▶ **PROBLEM STATEMENT**: Copy the records below exactly as they are written.

▶ **DATA FOR THIS TASK**:
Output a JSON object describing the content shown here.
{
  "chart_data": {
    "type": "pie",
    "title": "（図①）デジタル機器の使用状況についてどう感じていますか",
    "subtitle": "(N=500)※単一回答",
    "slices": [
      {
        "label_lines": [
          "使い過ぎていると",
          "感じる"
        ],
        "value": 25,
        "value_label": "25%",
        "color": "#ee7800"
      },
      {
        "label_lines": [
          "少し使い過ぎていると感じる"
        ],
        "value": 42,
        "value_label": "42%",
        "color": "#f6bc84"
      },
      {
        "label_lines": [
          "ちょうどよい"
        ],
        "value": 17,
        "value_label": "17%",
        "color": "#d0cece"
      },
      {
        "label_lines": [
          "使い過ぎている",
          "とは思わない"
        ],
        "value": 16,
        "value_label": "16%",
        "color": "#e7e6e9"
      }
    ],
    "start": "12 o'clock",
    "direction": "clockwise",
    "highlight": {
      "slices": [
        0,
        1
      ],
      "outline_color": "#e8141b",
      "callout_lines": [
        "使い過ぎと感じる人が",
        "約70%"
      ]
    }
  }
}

▶ **OUTPUT**:
Output a JSON object describing the content shown here.
{
  "chart_data": {
    "type": "pie",
    "title": "（図①）デジタル機器の使用状況についてどう感じていますか",
    "subtitle": "(N=500)※単一回答",
    "slices": [
      {
        "label_lines": [
          "使い過ぎていると",
          "感じる"
        ],
        "value": 25,
        "value_label": "25%",
        "color": "#ee7800"
      },
      {
        "label_lines": [
          "少し使い過ぎていると感じる"
        ],
        "value": 42,
        "value_label": "42%",
        "color": "#f6bc84"
      },
      {
        "label_lines": [
          "ちょうどよい"
        ],
        "value": 17,
        "value_label": "17%",
        "color": "#d0cece"
      },
      {
        "label_lines": [
          "使い過ぎている",
          "とは思わない"
        ],
        "value": 16,
        "value_label": "16%",
        "color": "#e7e6e9"
      }
    ],
    "start": "12 o'clock",
    "direction": "clockwise",
    "highlight": {
      "slices": [
        0,
        1
      ],
      "outline_color": "#e8141b",
      "callout_lines": [
        "使い過ぎと感じる人が",
        "約70%"
      ]
    }
  }
}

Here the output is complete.